Raw data start

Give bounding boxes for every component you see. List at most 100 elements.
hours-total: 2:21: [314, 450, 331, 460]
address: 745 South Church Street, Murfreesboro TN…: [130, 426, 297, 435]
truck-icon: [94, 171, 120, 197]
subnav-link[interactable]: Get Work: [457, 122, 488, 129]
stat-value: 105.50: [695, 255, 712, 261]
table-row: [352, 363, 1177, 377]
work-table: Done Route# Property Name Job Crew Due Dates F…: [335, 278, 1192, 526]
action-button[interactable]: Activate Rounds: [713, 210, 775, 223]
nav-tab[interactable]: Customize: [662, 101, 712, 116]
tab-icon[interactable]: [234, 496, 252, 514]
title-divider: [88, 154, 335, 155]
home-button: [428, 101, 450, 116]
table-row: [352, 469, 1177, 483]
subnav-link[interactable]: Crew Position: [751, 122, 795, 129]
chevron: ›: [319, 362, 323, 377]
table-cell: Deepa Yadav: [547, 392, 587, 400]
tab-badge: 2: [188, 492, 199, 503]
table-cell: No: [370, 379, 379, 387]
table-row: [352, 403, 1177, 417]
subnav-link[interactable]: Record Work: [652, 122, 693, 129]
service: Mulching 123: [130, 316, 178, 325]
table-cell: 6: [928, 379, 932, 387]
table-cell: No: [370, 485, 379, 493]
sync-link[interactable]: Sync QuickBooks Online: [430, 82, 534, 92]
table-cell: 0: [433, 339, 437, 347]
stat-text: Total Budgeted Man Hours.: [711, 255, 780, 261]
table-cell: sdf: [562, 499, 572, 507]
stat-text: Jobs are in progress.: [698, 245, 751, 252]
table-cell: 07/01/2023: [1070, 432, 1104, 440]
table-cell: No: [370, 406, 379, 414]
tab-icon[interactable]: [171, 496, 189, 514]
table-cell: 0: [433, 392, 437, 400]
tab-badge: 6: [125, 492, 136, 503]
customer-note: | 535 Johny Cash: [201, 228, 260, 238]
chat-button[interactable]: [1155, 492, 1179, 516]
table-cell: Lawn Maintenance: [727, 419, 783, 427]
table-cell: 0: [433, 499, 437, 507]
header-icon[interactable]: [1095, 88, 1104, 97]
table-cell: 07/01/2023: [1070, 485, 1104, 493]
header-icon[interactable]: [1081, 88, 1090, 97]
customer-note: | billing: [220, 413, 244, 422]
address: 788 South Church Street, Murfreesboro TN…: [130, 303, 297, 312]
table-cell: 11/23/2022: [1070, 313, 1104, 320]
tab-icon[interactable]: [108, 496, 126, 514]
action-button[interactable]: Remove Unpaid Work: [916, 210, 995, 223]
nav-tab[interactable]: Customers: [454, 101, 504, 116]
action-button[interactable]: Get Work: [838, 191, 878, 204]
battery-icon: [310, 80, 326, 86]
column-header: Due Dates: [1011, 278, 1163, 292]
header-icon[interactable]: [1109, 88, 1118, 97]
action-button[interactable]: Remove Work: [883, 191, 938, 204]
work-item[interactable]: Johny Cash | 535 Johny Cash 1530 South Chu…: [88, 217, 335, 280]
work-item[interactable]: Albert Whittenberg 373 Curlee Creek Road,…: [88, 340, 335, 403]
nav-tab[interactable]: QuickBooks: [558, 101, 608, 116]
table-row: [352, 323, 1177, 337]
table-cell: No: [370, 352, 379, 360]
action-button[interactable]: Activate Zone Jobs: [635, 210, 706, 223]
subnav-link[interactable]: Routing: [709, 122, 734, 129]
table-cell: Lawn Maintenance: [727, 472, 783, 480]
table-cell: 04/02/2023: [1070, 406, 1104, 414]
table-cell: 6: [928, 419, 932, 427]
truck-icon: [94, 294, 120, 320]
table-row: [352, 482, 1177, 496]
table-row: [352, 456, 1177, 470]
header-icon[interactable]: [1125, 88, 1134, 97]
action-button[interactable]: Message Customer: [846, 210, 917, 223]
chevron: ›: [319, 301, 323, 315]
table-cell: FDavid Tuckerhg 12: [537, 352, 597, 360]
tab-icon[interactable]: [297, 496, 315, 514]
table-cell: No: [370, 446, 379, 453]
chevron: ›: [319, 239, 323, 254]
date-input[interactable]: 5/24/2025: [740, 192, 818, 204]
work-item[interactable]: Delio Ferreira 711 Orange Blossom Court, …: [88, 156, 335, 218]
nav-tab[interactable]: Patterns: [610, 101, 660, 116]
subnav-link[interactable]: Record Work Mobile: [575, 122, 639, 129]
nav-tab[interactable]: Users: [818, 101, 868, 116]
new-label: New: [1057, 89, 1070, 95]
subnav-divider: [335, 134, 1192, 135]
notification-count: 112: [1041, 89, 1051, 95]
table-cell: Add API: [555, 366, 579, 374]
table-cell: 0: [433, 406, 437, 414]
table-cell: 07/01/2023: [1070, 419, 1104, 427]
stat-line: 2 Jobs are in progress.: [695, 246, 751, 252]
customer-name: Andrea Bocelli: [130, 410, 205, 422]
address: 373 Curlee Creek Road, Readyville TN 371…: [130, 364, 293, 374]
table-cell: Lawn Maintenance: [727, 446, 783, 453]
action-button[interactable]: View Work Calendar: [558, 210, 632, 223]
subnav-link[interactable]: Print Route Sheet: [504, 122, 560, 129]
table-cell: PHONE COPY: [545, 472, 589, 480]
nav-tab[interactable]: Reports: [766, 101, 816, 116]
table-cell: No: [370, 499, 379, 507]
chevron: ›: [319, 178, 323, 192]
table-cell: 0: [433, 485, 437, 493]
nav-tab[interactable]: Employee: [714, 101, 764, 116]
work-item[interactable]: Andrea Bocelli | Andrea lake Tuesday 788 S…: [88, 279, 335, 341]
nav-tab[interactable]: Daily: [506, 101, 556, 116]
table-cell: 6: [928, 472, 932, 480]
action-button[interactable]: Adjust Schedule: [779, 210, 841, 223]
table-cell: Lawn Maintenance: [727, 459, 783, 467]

Raw data end

#### Objective:
In the listing, swap "Get Work" for "Find Work" from the first line through the line containing "nav-tab[interactable]: Customize: [662, 101, 712, 116]". Return only those lines, with everything else left as is.

#### Answer for the task:
Give bounding boxes for every component you see. List at most 100 elements.
hours-total: 2:21: [314, 450, 331, 460]
address: 745 South Church Street, Murfreesboro TN…: [130, 426, 297, 435]
truck-icon: [94, 171, 120, 197]
subnav-link[interactable]: Find Work: [457, 122, 488, 129]
stat-value: 105.50: [695, 255, 712, 261]
table-row: [352, 363, 1177, 377]
work-table: Done Route# Property Name Job Crew Due Dates F…: [335, 278, 1192, 526]
action-button[interactable]: Activate Rounds: [713, 210, 775, 223]
nav-tab[interactable]: Customize: [662, 101, 712, 116]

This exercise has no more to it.